-- EXERCISE PROMPT --
Determine how many lines include the string "plus". Output that number only.

# EXTRACTED INFORMATION start

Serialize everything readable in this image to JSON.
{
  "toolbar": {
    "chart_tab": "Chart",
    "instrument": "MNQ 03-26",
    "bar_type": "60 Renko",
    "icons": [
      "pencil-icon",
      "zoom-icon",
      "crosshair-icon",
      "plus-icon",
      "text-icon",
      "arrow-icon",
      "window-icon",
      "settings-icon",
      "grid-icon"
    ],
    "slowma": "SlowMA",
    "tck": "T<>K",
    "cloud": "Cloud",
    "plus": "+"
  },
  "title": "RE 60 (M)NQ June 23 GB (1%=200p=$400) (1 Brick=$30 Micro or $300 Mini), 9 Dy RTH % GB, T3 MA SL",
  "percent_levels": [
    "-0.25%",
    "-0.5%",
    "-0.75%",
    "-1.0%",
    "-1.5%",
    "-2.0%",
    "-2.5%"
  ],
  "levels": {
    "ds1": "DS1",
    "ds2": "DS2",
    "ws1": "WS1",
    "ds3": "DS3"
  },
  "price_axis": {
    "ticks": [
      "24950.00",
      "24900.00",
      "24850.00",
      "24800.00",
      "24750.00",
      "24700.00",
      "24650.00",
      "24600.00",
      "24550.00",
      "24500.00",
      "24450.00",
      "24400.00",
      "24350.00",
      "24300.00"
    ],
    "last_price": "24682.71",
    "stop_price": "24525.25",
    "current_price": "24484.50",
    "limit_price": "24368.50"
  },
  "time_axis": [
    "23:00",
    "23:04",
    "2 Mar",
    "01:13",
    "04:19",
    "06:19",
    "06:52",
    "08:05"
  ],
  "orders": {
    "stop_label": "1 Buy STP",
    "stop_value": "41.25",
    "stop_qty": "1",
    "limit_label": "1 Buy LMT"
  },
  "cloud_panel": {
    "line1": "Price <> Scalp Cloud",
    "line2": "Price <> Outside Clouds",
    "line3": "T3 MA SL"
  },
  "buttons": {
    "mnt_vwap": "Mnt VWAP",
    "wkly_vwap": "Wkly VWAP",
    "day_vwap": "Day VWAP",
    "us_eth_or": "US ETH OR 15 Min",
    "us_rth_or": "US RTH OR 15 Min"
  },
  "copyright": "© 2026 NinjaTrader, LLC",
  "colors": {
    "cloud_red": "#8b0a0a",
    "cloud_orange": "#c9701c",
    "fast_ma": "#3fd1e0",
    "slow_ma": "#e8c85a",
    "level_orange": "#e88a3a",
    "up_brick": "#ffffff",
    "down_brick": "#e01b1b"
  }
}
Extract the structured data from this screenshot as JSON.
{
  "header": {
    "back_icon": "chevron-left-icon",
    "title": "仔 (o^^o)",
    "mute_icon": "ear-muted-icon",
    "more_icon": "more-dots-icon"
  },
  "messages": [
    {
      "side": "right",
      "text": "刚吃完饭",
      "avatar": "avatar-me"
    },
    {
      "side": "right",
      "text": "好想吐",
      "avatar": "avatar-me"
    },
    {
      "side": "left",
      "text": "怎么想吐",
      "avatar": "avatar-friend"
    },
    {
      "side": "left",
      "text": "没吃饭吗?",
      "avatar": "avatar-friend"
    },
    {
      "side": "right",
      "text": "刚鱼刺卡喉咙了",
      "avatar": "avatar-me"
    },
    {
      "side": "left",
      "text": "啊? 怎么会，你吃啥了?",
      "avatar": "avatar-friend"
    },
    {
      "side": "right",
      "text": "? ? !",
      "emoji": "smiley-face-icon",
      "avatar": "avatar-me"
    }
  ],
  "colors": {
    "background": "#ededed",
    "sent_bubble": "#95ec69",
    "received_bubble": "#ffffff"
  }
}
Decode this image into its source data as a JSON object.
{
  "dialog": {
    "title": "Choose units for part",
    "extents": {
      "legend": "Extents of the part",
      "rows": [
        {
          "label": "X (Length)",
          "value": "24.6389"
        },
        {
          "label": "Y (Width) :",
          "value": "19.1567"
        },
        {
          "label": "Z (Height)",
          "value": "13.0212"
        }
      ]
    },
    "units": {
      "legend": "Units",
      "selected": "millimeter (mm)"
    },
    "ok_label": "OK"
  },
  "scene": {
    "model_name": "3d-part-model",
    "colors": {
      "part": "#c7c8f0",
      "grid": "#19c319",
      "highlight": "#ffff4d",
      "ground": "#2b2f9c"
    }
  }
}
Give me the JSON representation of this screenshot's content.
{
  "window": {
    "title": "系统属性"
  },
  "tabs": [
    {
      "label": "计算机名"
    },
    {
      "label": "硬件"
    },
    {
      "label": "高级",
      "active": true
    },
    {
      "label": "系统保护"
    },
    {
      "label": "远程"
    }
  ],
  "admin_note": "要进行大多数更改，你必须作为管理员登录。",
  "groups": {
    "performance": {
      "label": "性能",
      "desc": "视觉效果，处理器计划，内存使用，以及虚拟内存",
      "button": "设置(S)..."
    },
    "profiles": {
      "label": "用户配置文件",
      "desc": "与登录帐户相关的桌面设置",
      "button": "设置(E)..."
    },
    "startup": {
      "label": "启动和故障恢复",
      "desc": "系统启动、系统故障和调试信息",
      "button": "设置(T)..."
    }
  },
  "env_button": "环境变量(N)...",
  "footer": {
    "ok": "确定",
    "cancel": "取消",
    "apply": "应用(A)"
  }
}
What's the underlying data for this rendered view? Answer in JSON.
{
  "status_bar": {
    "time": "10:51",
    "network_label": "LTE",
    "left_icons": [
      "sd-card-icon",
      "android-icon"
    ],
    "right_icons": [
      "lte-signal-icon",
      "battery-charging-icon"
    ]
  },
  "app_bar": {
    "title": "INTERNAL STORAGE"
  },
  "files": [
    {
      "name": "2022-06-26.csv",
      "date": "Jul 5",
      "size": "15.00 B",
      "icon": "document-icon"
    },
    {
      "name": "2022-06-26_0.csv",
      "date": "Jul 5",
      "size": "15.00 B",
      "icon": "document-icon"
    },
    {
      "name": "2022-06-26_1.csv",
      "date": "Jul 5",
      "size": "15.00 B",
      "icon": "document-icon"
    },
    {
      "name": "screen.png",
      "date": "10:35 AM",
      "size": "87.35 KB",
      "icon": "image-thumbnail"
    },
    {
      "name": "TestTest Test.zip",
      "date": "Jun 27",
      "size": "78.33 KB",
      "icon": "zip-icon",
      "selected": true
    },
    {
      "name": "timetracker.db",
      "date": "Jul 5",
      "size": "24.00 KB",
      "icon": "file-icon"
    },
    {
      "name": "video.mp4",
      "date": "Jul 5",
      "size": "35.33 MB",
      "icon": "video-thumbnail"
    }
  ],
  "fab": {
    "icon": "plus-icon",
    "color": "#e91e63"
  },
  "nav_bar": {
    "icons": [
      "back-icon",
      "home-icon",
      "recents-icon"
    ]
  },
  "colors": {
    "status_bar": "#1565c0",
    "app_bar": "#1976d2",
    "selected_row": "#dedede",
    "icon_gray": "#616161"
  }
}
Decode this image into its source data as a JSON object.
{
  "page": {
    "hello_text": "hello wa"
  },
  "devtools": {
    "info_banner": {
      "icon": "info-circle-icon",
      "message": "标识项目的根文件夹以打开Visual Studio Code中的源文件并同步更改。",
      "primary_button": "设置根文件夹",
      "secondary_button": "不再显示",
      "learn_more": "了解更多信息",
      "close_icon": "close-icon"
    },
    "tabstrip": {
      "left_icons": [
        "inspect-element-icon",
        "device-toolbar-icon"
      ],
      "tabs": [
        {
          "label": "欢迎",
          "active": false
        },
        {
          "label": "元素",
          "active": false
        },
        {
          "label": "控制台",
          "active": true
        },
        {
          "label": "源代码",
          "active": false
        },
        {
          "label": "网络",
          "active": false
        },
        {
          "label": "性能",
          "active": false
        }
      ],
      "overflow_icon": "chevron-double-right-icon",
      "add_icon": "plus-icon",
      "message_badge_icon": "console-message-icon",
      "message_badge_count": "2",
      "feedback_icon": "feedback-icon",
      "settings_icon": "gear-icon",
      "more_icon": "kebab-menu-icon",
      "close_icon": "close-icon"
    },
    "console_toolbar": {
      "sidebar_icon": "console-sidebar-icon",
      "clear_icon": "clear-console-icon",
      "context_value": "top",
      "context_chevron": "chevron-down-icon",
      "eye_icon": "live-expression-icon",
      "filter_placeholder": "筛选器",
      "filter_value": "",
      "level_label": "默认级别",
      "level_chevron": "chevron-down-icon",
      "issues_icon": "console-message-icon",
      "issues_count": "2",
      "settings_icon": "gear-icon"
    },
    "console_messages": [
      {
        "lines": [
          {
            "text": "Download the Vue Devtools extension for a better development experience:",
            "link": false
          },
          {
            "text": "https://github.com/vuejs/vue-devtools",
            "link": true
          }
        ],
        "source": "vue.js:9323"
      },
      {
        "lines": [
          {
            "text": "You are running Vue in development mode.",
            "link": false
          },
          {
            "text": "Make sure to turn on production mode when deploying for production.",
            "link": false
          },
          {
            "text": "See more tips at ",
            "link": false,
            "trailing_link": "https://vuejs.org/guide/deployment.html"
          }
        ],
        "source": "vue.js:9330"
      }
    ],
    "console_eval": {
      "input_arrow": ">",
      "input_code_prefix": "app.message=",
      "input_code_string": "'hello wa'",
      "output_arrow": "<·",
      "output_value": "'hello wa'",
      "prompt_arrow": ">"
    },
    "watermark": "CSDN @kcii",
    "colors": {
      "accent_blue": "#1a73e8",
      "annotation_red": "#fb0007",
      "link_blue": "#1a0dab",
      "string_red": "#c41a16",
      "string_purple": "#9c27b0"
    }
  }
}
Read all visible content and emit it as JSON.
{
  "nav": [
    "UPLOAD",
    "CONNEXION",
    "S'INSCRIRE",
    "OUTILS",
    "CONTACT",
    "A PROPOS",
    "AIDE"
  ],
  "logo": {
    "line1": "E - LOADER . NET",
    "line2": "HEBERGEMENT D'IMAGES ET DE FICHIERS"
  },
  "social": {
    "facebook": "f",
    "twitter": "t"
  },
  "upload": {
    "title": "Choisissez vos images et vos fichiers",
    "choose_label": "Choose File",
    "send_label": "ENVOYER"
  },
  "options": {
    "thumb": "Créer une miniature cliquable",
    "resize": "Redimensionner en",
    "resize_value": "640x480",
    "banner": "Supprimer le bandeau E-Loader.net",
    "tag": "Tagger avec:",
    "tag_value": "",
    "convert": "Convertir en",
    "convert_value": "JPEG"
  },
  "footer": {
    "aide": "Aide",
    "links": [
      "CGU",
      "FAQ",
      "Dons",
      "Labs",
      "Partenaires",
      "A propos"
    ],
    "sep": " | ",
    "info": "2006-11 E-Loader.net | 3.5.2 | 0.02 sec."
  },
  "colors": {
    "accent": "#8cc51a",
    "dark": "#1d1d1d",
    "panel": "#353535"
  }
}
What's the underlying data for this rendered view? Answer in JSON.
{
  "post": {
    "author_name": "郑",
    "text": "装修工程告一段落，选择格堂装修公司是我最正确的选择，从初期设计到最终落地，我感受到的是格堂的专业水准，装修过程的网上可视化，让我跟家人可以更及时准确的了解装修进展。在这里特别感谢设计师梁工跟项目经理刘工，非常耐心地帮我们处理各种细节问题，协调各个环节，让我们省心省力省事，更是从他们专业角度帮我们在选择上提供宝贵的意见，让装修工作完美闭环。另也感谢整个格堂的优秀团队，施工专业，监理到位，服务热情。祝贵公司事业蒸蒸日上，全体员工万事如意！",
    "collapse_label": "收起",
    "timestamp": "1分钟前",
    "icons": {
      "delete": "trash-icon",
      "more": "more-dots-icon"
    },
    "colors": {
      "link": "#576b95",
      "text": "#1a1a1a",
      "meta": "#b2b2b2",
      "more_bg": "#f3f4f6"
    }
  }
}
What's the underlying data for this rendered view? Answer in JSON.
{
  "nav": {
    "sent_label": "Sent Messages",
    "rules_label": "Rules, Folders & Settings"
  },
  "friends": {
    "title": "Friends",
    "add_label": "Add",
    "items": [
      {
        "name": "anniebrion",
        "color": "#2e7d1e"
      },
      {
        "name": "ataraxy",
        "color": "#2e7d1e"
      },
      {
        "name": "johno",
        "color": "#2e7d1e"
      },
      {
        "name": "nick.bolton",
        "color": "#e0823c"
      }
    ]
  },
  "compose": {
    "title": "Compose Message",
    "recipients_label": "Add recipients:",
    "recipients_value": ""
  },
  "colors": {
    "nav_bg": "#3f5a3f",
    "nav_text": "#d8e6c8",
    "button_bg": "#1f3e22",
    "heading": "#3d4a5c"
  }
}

# EXTRACTED INFORMATION end

-- RESULT --
4